> _Task directions_
Check each line of the listing for the word "access" and report how many lines contain it, giving nothing but the number.

> _Data in this exercise_
######
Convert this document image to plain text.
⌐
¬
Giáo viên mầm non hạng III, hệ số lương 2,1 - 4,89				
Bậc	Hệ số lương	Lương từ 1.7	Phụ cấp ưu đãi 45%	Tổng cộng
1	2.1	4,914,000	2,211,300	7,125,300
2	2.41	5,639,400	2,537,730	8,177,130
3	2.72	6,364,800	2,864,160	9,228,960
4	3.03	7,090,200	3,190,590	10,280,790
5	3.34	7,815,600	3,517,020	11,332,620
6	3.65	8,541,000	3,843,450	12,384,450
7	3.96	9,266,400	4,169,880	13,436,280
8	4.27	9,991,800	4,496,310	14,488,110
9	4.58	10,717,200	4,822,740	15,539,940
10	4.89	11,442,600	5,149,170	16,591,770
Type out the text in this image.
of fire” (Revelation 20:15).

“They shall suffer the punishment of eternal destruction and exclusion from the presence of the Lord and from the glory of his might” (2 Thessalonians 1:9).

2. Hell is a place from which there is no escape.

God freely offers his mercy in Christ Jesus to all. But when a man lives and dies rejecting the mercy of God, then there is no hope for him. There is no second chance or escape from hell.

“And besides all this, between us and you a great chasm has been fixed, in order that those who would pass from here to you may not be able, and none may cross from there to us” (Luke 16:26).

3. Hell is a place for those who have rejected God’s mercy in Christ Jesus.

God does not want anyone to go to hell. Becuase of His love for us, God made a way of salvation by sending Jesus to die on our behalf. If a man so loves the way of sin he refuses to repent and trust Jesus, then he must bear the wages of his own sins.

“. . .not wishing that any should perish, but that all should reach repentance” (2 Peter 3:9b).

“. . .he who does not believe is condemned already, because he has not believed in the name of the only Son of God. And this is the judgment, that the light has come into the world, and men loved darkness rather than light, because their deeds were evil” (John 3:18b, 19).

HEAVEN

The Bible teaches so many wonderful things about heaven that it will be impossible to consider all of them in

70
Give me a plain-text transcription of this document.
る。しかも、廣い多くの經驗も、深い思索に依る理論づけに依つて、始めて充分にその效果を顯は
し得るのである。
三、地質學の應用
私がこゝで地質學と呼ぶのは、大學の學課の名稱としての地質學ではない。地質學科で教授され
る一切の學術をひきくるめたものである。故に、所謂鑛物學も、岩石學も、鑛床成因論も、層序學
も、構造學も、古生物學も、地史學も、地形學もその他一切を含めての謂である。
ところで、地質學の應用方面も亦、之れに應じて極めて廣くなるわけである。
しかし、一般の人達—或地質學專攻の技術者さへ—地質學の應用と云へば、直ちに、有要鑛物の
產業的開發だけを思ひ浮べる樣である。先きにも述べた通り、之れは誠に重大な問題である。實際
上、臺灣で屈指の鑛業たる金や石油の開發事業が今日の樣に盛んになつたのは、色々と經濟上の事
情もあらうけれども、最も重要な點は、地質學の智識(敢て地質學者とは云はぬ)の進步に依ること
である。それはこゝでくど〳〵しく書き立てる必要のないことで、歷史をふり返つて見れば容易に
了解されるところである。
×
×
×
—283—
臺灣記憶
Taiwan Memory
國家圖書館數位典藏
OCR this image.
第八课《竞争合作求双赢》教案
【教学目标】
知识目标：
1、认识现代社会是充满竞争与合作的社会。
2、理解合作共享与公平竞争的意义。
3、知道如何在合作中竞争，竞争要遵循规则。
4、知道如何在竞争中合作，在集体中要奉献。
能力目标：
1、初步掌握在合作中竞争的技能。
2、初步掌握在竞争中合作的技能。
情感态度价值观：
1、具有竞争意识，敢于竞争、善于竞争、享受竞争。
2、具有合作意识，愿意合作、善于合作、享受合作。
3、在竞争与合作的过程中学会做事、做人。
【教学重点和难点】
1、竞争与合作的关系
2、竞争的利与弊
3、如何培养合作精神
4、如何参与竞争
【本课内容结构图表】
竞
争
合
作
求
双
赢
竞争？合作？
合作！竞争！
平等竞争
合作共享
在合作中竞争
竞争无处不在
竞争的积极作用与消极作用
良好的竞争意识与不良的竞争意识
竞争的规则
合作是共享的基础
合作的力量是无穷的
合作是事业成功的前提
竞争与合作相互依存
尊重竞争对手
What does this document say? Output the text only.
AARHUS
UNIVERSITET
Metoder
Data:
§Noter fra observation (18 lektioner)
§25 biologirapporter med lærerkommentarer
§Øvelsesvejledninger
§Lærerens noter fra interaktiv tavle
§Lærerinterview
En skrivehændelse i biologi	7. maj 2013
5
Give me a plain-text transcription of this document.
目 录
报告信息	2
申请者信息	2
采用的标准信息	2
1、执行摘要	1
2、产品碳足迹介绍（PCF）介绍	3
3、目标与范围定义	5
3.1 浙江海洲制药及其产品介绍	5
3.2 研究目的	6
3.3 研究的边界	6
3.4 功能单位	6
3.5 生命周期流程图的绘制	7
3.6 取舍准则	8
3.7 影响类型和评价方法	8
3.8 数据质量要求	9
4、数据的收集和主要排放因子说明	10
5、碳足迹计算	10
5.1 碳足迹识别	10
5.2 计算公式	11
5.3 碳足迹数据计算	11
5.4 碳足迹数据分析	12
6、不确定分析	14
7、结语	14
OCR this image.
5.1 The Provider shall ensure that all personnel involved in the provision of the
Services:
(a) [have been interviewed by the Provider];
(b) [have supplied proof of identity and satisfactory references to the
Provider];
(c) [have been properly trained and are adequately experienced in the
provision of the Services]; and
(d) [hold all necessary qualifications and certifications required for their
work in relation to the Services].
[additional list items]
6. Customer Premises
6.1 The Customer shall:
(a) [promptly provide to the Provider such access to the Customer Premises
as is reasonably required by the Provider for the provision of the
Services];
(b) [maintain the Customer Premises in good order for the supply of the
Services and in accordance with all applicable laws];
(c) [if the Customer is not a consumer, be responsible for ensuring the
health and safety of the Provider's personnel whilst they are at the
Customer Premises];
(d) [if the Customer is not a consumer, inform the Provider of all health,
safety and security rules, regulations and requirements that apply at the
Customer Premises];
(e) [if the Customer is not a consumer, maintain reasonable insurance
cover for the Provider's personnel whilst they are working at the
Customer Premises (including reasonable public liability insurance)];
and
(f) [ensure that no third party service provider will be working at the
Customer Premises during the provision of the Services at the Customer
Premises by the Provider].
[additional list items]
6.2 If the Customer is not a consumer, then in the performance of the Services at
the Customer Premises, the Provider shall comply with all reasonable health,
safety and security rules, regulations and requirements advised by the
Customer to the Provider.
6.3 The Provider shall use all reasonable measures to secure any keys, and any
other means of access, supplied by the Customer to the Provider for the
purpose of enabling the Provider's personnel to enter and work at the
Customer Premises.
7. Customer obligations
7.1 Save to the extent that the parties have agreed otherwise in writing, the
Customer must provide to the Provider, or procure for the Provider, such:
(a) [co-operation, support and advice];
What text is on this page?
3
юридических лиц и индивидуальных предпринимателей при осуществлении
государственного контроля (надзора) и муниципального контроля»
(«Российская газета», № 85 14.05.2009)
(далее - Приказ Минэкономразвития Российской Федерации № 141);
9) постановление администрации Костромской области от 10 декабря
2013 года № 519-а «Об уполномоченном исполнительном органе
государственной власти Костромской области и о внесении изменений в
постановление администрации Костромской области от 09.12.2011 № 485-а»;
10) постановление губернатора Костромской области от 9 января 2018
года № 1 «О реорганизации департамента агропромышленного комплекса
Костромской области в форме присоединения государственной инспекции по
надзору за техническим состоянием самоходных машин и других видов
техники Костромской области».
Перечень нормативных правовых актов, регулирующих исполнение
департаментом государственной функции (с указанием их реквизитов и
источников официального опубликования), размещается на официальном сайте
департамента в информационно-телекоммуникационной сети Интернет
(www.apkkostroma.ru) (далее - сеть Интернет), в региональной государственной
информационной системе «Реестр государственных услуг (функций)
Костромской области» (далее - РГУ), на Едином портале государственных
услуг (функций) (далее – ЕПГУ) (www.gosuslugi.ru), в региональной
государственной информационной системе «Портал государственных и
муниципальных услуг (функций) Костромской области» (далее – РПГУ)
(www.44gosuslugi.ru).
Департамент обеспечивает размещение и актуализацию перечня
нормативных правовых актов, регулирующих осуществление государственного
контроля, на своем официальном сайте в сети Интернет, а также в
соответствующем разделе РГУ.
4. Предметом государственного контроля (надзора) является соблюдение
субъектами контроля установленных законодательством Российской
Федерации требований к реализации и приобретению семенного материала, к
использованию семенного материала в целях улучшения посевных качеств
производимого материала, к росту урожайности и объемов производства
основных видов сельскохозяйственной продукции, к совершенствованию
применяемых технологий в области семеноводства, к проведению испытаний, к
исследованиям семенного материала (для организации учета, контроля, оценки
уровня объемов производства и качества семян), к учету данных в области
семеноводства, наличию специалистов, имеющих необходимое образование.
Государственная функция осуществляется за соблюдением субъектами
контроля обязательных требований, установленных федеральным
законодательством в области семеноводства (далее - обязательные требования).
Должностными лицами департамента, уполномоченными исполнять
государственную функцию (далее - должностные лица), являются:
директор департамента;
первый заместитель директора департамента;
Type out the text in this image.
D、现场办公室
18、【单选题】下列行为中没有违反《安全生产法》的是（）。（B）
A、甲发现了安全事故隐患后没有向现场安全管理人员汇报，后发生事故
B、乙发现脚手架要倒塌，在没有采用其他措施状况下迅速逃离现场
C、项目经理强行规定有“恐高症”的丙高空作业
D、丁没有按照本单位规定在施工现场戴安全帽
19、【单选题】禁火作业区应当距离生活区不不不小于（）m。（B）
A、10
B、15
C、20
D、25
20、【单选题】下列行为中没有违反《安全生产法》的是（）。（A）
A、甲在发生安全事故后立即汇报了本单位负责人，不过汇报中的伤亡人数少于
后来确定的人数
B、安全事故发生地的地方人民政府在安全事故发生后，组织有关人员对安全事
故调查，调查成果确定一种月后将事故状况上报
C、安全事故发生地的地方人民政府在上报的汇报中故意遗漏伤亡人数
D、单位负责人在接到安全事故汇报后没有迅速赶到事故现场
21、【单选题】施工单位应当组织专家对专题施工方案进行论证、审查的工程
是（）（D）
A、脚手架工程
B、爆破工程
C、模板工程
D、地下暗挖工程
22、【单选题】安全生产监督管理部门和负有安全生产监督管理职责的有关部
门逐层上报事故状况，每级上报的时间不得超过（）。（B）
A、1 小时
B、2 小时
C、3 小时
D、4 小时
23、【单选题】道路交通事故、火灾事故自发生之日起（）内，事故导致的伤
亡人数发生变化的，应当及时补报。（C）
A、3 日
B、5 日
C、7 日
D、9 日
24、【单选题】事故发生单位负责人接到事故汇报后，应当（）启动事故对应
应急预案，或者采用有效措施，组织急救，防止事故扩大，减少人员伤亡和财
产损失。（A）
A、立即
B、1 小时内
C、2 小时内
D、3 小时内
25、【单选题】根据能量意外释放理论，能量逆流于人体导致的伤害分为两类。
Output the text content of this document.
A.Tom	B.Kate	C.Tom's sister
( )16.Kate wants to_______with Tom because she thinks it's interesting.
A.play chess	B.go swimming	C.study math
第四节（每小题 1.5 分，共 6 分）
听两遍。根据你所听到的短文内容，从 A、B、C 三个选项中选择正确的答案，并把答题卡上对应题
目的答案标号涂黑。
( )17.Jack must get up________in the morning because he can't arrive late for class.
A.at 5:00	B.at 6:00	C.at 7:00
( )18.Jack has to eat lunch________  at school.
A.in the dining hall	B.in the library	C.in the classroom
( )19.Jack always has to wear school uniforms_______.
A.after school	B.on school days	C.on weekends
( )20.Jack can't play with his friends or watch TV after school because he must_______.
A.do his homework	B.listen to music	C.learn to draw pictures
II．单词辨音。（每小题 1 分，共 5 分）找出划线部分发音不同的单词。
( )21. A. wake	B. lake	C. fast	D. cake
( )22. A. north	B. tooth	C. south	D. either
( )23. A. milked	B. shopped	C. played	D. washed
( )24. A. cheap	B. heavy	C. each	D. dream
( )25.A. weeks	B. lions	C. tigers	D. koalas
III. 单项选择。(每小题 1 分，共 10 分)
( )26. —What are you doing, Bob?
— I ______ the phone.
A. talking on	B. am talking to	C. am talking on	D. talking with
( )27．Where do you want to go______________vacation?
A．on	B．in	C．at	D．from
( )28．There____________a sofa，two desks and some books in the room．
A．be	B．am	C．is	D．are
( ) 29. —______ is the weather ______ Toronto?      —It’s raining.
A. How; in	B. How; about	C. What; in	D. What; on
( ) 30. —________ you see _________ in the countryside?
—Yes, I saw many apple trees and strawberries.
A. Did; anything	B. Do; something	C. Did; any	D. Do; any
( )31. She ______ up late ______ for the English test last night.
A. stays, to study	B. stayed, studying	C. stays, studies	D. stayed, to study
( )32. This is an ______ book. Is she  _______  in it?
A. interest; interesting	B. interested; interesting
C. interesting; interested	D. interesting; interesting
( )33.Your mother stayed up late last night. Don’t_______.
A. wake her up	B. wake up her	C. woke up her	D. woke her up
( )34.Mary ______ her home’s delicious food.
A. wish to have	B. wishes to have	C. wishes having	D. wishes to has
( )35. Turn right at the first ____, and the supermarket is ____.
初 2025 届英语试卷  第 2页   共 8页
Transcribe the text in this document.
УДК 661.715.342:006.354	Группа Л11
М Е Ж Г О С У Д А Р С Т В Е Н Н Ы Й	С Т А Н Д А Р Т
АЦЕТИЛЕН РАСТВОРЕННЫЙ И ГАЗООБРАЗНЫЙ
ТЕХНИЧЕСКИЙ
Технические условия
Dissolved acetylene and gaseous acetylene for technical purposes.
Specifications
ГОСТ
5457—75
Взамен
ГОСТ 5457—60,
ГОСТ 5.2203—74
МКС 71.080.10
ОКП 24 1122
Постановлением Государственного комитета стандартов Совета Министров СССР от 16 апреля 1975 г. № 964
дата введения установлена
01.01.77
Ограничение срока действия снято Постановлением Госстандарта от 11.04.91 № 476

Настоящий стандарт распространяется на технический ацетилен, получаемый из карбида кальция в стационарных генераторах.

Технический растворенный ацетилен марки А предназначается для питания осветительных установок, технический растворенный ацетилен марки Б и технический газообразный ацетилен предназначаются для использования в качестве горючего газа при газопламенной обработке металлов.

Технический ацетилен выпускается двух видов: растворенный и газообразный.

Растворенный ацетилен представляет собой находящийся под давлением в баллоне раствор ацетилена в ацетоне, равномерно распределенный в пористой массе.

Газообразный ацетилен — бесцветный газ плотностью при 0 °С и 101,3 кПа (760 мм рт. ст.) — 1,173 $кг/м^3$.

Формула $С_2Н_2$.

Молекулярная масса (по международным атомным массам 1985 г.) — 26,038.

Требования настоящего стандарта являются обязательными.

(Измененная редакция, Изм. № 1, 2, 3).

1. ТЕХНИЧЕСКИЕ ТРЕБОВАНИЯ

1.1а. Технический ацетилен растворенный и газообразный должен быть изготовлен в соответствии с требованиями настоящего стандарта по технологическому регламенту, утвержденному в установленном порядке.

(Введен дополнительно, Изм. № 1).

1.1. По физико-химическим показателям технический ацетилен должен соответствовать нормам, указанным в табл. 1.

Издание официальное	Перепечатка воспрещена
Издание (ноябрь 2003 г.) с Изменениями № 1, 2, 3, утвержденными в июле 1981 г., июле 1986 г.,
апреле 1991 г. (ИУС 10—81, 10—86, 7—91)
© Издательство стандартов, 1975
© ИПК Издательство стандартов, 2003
######
> _Completed task_
2